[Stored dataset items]
· · · ·

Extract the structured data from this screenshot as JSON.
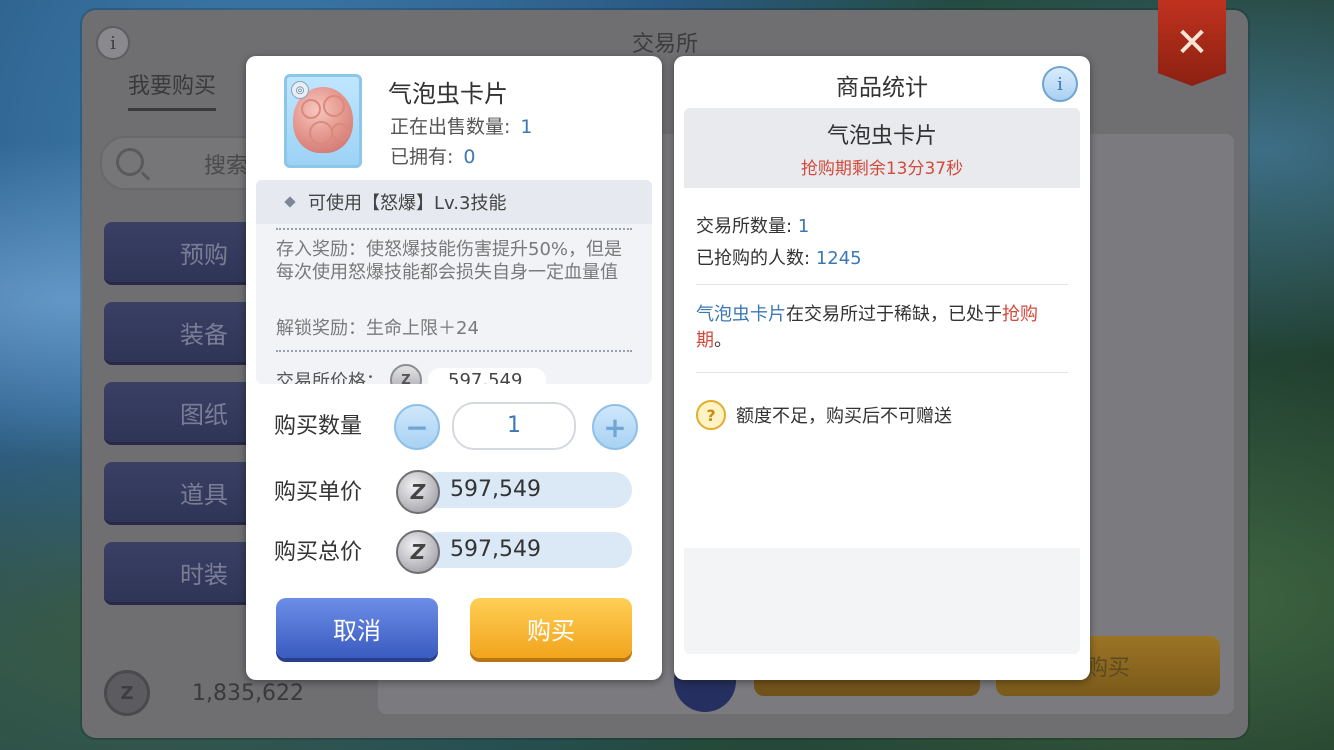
{
  "main": {
    "title": "交易所",
    "tab_buy": "我要购买",
    "search_placeholder": "搜索",
    "categories": [
      "预购",
      "装备",
      "图纸",
      "道具",
      "时装"
    ],
    "currency_amount": "1,835,622",
    "buy_button": "购买",
    "close_icon": "close-icon",
    "info_icon": "info-icon"
  },
  "buy_dialog": {
    "item_name": "气泡虫卡片",
    "on_sale_label": "正在出售数量:",
    "on_sale_value": "1",
    "owned_label": "已拥有:",
    "owned_value": "0",
    "skill_line": "可使用【怒爆】Lv.3技能",
    "deposit_reward": "存入奖励：使怒爆技能伤害提升50%，但是每次使用怒爆技能都会损失自身一定血量值",
    "unlock_reward": "解锁奖励：生命上限＋24",
    "exchange_price_label": "交易所价格：",
    "exchange_price_value": "597,549",
    "qty_label": "购买数量",
    "qty_value": "1",
    "unit_price_label": "购买单价",
    "unit_price_value": "597,549",
    "total_price_label": "购买总价",
    "total_price_value": "597,549",
    "coin_glyph": "Z",
    "cancel_label": "取消",
    "buy_label": "购买"
  },
  "stats_dialog": {
    "title": "商品统计",
    "item_name": "气泡虫卡片",
    "timer": "抢购期剩余13分37秒",
    "exchange_count_label": "交易所数量:",
    "exchange_count_value": "1",
    "snapped_label": "已抢购的人数:",
    "snapped_value": "1245",
    "notice_item": "气泡虫卡片",
    "notice_mid": "在交易所过于稀缺，已处于",
    "notice_red": "抢购期",
    "notice_end": "。",
    "warning": "额度不足，购买后不可赠送"
  },
  "colors": {
    "accent_blue": "#3c78b4",
    "alert_red": "#d24a3c",
    "buy_orange": "#f2a41d",
    "cancel_blue": "#3a5bc0"
  }
}
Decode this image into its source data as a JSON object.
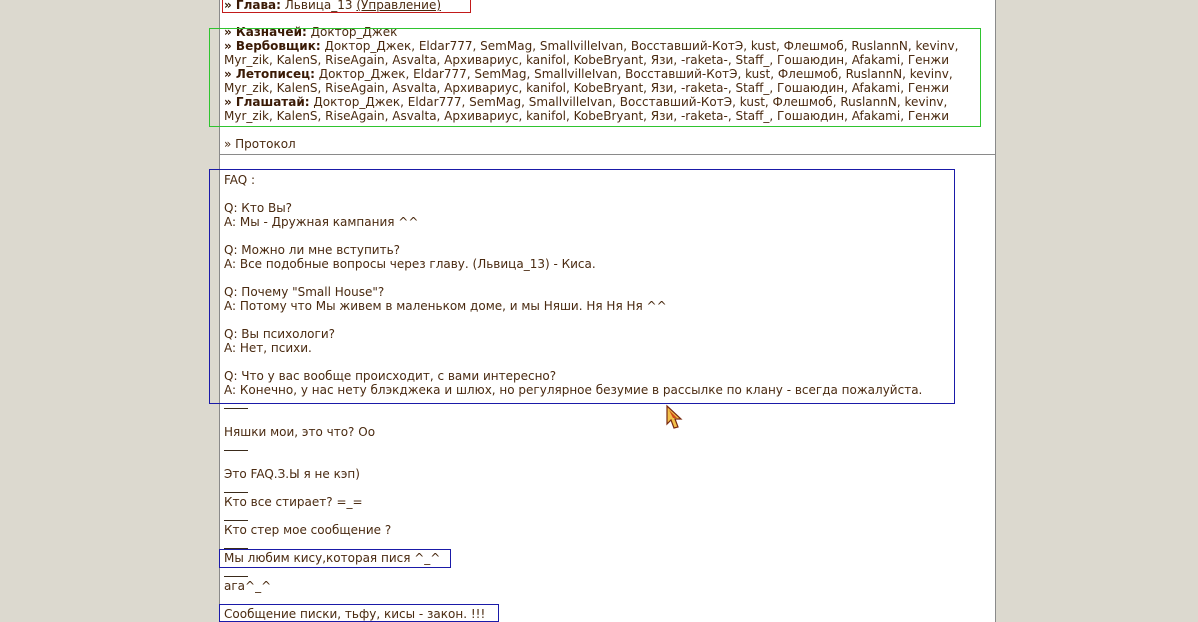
{
  "clan": {
    "head_label": "» Глава:",
    "head_value": "Львица_13",
    "manage_link": "(Управление)",
    "treasurer_label": "» Казначей:",
    "treasurer_value": "Доктор_Джек",
    "recruiter_label": "» Вербовщик:",
    "recruiter_line1": "Доктор_Джек, Eldar777, SemMag, SmallvilleIvan, Восставший-КотЭ, kust, Флешмоб, RuslannN, kevinv,",
    "recruiter_line2": "Myr_zik, KalenS, RiseAgain, Asvalta, Архивариус, kanifol, KobeBryant, Язи, -raketa-, Staff_, Гошаюдин, Afakami, Генжи",
    "chronicler_label": "» Летописец:",
    "chronicler_line1": "Доктор_Джек, Eldar777, SemMag, SmallvilleIvan, Восставший-КотЭ, kust, Флешмоб, RuslannN, kevinv,",
    "chronicler_line2": "Myr_zik, KalenS, RiseAgain, Asvalta, Архивариус, kanifol, KobeBryant, Язи, -raketa-, Staff_, Гошаюдин, Afakami, Генжи",
    "herald_label": "» Глашатай:",
    "herald_line1": "Доктор_Джек, Eldar777, SemMag, SmallvilleIvan, Восставший-КотЭ, kust, Флешмоб, RuslannN, kevinv,",
    "herald_line2": "Myr_zik, KalenS, RiseAgain, Asvalta, Архивариус, kanifol, KobeBryant, Язи, -raketa-, Staff_, Гошаюдин, Afakami, Генжи",
    "protocol_link": "» Протокол"
  },
  "faq": {
    "title": "FAQ :",
    "q1": "Q: Кто Вы?",
    "a1": "A: Мы - Дружная кампания ^^",
    "q2": "Q: Можно ли мне вступить?",
    "a2": "A: Все подобные вопросы через главу. (Львица_13) - Киса.",
    "q3": "Q: Почему \"Small House\"?",
    "a3": "A: Потому что Мы живем в маленьком доме, и мы Няши. Ня Ня Ня ^^",
    "q4": "Q: Вы психологи?",
    "a4": "A: Нет, психи.",
    "q5": "Q: Что у вас вообще происходит, с вами интересно?",
    "a5": "A: Конечно, у нас нету блэкджека и шлюх, но регулярное безумие в рассылке по клану - всегда пожалуйста."
  },
  "comments": [
    "Няшки мои, это что? Oo",
    "Это FAQ.З.Ы я не кэп)",
    "Кто все стирает? =_=",
    "Кто стер мое сообщение ?",
    "Мы любим кису,которая пися ^_^",
    "ага^_^",
    "Сообщение писки, тьфу, кисы - закон. !!!"
  ]
}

· · · ·

• _Set task_
Copy the listing exactly. Any image in it stays out of the copy.

• _Expected output_
Extract the structured data from this screenshot as JSON.
{
  "main": {
    "title": "交易所",
    "tab_buy": "我要购买",
    "search_placeholder": "搜索",
    "categories": [
      "预购",
      "装备",
      "图纸",
      "道具",
      "时装"
    ],
    "currency_amount": "1,835,622",
    "buy_button": "购买",
    "close_icon": "close-icon",
    "info_icon": "info-icon"
  },
  "buy_dialog": {
    "item_name": "气泡虫卡片",
    "on_sale_label": "正在出售数量:",
    "on_sale_value": "1",
    "owned_label": "已拥有:",
    "owned_value": "0",
    "skill_line": "可使用【怒爆】Lv.3技能",
    "deposit_reward": "存入奖励：使怒爆技能伤害提升50%，但是每次使用怒爆技能都会损失自身一定血量值",
    "unlock_reward": "解锁奖励：生命上限＋24",
    "exchange_price_label": "交易所价格：",
    "exchange_price_value": "597,549",
    "qty_label": "购买数量",
    "qty_value": "1",
    "unit_price_label": "购买单价",
    "unit_price_value": "597,549",
    "total_price_label": "购买总价",
    "total_price_value": "597,549",
    "coin_glyph": "Z",
    "cancel_label": "取消",
    "buy_label": "购买"
  },
  "stats_dialog": {
    "title": "商品统计",
    "item_name": "气泡虫卡片",
    "timer": "抢购期剩余13分37秒",
    "exchange_count_label": "交易所数量:",
    "exchange_count_value": "1",
    "snapped_label": "已抢购的人数:",
    "snapped_value": "1245",
    "notice_item": "气泡虫卡片",
    "notice_mid": "在交易所过于稀缺，已处于",
    "notice_red": "抢购期",
    "notice_end": "。",
    "warning": "额度不足，购买后不可赠送"
  },
  "colors": {
    "accent_blue": "#3c78b4",
    "alert_red": "#d24a3c",
    "buy_orange": "#f2a41d",
    "cancel_blue": "#3a5bc0"
  }
}
Decode this image into its source data as a JSON object.
{
  "clan": {
    "head_label": "» Глава:",
    "head_value": "Львица_13",
    "manage_link": "(Управление)",
    "treasurer_label": "» Казначей:",
    "treasurer_value": "Доктор_Джек",
    "recruiter_label": "» Вербовщик:",
    "recruiter_line1": "Доктор_Джек, Eldar777, SemMag, SmallvilleIvan, Восставший-КотЭ, kust, Флешмоб, RuslannN, kevinv,",
    "recruiter_line2": "Myr_zik, KalenS, RiseAgain, Asvalta, Архивариус, kanifol, KobeBryant, Язи, -raketa-, Staff_, Гошаюдин, Afakami, Генжи",
    "chronicler_label": "» Летописец:",
    "chronicler_line1": "Доктор_Джек, Eldar777, SemMag, SmallvilleIvan, Восставший-КотЭ, kust, Флешмоб, RuslannN, kevinv,",
    "chronicler_line2": "Myr_zik, KalenS, RiseAgain, Asvalta, Архивариус, kanifol, KobeBryant, Язи, -raketa-, Staff_, Гошаюдин, Afakami, Генжи",
    "herald_label": "» Глашатай:",
    "herald_line1": "Доктор_Джек, Eldar777, SemMag, SmallvilleIvan, Восставший-КотЭ, kust, Флешмоб, RuslannN, kevinv,",
    "herald_line2": "Myr_zik, KalenS, RiseAgain, Asvalta, Архивариус, kanifol, KobeBryant, Язи, -raketa-, Staff_, Гошаюдин, Afakami, Генжи",
    "protocol_link": "» Протокол"
  },
  "faq": {
    "title": "FAQ :",
    "q1": "Q: Кто Вы?",
    "a1": "A: Мы - Дружная кампания ^^",
    "q2": "Q: Можно ли мне вступить?",
    "a2": "A: Все подобные вопросы через главу. (Львица_13) - Киса.",
    "q3": "Q: Почему \"Small House\"?",
    "a3": "A: Потому что Мы живем в маленьком доме, и мы Няши. Ня Ня Ня ^^",
    "q4": "Q: Вы психологи?",
    "a4": "A: Нет, психи.",
    "q5": "Q: Что у вас вообще происходит, с вами интересно?",
    "a5": "A: Конечно, у нас нету блэкджека и шлюх, но регулярное безумие в рассылке по клану - всегда пожалуйста."
  },
  "comments": [
    "Няшки мои, это что? Oo",
    "Это FAQ.З.Ы я не кэп)",
    "Кто все стирает? =_=",
    "Кто стер мое сообщение ?",
    "Мы любим кису,которая пися ^_^",
    "ага^_^",
    "Сообщение писки, тьфу, кисы - закон. !!!"
  ]
}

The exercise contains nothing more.